* **What you have to do**
Copy whichever lines contain the string "held".

▼

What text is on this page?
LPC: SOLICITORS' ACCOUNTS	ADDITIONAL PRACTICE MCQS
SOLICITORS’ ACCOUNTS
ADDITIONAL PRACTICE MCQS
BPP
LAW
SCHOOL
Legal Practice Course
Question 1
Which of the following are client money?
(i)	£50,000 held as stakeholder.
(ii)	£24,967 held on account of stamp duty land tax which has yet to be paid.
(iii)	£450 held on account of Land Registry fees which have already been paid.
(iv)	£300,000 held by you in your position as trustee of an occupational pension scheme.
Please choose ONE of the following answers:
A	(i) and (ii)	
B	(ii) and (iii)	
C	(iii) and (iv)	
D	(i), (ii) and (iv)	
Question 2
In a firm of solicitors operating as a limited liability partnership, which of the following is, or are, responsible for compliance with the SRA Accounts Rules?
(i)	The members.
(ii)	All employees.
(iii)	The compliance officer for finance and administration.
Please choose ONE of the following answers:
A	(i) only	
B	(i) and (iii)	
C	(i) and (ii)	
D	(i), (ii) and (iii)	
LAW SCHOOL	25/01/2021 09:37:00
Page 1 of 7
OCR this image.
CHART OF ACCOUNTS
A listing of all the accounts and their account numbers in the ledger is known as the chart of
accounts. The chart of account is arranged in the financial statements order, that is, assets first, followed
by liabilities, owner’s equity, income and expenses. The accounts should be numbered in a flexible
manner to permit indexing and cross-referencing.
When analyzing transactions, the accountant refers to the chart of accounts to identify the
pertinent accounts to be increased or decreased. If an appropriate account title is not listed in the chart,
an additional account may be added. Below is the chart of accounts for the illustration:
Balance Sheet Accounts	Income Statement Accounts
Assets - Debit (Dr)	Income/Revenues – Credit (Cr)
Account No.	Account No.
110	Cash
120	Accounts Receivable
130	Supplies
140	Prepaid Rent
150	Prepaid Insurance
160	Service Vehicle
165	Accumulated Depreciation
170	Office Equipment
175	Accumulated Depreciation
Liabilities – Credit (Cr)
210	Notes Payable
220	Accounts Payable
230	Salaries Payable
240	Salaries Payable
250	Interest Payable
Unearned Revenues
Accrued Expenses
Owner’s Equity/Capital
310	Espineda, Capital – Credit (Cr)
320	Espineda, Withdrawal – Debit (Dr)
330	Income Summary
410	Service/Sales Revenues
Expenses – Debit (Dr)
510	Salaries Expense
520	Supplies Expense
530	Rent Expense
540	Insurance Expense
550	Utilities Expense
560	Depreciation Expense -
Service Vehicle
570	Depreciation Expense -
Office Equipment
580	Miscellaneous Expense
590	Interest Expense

▲

* **Output of the task**
(i)	£50,000 held as stakeholder.
(ii)	£24,967 held on account of stamp duty land tax which has yet to be paid.
(iii)	£450 held on account of Land Registry fees which have already been paid.
(iv)	£300,000 held by you in your position as trustee of an occupational pension scheme.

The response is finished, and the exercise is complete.